(Dataset items)
════════════════════
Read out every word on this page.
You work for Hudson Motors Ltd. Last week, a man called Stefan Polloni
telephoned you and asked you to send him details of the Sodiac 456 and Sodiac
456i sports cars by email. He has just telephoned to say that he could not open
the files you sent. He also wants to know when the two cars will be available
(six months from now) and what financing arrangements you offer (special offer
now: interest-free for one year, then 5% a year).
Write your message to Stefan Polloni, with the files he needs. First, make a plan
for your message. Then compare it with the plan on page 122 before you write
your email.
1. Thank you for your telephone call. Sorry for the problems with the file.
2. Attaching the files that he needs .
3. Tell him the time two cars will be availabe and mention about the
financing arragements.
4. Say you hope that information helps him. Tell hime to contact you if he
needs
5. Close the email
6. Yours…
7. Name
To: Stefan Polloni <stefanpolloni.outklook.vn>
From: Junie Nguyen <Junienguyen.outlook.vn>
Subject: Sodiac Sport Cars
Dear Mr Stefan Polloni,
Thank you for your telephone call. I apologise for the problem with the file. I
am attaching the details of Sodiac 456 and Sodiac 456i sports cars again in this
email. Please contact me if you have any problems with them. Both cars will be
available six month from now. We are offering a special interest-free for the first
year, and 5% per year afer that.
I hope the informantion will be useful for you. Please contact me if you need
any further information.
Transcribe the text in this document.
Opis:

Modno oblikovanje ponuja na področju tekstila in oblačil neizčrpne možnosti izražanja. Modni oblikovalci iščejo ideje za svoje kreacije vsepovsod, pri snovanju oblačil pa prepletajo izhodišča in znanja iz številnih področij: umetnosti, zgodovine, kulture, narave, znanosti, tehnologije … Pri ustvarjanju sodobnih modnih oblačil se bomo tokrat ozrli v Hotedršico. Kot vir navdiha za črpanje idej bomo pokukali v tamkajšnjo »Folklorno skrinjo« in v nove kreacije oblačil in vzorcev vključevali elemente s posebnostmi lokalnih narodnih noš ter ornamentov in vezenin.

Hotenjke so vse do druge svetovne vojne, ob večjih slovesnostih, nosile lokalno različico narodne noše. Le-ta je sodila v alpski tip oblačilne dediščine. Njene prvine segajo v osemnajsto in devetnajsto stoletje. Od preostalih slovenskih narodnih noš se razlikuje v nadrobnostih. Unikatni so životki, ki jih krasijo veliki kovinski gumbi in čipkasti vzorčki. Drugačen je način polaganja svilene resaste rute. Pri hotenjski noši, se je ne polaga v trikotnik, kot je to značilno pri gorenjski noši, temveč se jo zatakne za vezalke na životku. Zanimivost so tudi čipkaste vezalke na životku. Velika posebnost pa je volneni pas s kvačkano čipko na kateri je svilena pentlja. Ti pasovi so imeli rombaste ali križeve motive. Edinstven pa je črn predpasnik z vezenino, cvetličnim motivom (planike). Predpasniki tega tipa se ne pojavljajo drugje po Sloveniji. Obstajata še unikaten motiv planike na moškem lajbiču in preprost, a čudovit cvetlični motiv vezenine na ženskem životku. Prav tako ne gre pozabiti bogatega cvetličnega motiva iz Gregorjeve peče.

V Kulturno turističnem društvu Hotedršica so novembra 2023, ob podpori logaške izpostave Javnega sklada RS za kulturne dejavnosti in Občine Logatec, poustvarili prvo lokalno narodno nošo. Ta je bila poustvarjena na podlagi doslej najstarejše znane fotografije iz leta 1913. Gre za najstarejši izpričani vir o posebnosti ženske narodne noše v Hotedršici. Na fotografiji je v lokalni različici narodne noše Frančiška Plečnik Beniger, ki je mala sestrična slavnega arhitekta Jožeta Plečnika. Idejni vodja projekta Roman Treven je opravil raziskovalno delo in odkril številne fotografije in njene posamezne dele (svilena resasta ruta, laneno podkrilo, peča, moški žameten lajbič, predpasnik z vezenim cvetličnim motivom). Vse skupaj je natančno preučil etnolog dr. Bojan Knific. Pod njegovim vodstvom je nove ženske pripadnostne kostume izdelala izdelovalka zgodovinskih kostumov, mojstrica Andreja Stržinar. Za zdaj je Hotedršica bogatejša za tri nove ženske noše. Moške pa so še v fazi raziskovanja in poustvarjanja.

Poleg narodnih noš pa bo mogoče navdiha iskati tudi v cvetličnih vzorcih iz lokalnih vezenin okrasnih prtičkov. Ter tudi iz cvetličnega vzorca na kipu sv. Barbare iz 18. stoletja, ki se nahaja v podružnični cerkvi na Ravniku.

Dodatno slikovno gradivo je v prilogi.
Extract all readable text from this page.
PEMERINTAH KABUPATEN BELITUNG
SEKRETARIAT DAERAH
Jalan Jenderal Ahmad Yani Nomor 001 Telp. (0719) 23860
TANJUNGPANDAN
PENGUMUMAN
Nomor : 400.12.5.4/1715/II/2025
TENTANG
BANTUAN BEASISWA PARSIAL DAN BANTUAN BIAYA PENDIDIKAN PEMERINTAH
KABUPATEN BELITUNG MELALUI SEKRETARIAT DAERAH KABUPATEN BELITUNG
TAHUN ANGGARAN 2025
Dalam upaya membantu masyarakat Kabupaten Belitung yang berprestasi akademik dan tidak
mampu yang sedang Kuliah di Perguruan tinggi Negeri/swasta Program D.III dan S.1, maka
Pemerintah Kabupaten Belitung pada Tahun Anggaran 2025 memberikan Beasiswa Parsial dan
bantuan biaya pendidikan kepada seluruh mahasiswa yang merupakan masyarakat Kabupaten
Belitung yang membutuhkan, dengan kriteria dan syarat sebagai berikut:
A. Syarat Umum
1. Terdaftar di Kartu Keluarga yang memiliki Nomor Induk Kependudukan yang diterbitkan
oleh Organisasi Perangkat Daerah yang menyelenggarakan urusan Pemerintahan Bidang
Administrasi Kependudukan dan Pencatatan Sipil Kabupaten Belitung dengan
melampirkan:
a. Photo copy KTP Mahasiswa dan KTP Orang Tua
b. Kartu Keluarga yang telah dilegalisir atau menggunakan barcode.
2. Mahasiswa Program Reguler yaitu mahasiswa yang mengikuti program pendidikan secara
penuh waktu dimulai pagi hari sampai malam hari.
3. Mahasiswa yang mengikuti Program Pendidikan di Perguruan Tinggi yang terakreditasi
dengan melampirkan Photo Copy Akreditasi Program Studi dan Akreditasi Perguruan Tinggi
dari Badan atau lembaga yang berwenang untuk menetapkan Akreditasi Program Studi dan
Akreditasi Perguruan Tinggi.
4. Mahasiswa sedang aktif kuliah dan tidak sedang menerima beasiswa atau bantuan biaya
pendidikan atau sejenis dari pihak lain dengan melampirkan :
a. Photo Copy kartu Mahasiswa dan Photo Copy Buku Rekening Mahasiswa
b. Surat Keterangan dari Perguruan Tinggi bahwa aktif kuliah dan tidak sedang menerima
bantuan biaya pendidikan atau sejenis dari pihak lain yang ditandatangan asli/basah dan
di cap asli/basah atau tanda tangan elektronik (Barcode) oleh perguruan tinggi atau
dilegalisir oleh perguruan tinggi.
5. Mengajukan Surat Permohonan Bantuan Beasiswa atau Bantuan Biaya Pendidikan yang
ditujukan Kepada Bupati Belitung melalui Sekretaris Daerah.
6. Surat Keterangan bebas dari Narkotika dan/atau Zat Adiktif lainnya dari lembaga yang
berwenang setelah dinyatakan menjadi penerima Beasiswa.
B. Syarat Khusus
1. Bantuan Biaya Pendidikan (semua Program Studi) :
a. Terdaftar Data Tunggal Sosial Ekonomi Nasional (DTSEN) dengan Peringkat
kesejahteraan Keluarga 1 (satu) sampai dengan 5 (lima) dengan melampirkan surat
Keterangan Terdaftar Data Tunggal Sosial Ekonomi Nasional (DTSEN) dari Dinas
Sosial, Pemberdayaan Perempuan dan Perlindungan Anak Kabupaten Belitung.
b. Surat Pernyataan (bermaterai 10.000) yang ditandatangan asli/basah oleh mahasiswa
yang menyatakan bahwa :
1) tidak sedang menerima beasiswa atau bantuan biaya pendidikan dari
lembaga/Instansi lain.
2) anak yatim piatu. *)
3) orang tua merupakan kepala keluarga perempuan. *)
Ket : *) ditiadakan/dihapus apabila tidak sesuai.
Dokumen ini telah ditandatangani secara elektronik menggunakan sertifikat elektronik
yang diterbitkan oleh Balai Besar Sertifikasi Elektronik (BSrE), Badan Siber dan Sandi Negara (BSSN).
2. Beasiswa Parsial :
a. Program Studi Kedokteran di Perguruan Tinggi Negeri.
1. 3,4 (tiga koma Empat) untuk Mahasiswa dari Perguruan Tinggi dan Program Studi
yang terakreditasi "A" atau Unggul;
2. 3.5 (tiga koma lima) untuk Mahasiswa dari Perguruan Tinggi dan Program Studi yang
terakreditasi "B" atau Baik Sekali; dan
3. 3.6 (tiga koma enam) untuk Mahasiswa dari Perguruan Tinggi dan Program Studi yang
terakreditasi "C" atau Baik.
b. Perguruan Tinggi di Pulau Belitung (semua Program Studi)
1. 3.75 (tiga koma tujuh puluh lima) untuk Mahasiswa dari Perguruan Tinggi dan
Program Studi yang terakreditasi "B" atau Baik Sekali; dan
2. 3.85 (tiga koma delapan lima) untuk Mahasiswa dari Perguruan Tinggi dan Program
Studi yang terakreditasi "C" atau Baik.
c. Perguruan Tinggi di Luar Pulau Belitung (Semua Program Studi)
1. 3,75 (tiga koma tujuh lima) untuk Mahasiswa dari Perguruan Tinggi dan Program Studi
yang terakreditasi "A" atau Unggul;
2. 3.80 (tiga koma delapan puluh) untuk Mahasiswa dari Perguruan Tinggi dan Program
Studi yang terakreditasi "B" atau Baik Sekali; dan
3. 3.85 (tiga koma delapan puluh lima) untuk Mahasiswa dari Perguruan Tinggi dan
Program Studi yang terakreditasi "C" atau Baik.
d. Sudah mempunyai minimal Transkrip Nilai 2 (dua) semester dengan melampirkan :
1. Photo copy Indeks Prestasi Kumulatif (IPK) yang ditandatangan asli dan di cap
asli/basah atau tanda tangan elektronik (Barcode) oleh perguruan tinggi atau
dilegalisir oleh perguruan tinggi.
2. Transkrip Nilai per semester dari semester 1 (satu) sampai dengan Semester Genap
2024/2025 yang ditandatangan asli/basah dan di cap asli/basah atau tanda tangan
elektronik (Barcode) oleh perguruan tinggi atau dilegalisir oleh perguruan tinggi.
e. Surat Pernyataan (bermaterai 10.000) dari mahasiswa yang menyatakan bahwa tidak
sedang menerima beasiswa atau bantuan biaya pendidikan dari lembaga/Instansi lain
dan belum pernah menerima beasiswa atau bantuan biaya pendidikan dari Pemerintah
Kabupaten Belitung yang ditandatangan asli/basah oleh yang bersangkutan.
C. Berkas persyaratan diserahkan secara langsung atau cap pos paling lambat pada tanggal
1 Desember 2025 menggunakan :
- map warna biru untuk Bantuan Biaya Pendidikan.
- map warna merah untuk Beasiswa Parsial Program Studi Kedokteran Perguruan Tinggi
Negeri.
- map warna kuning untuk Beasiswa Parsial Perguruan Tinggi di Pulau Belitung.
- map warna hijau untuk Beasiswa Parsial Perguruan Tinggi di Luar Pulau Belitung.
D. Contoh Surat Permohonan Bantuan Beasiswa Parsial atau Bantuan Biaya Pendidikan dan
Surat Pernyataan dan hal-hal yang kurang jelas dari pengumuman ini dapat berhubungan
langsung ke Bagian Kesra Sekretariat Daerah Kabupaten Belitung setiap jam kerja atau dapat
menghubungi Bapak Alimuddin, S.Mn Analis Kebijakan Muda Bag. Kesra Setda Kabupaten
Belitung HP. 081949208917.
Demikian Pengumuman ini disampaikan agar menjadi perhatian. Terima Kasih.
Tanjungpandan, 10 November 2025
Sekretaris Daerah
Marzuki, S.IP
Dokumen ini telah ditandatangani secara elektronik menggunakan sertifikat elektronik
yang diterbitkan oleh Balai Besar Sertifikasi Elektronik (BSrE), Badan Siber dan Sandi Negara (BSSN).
════════════════════
Task> Select and copy every line from the records that includes the word "files".

Final answer>
the files you sent. He also wants to know when the two cars will be available
Write your message to Stefan Polloni, with the files he needs. First, make a plan
2. Attaching the files that he needs .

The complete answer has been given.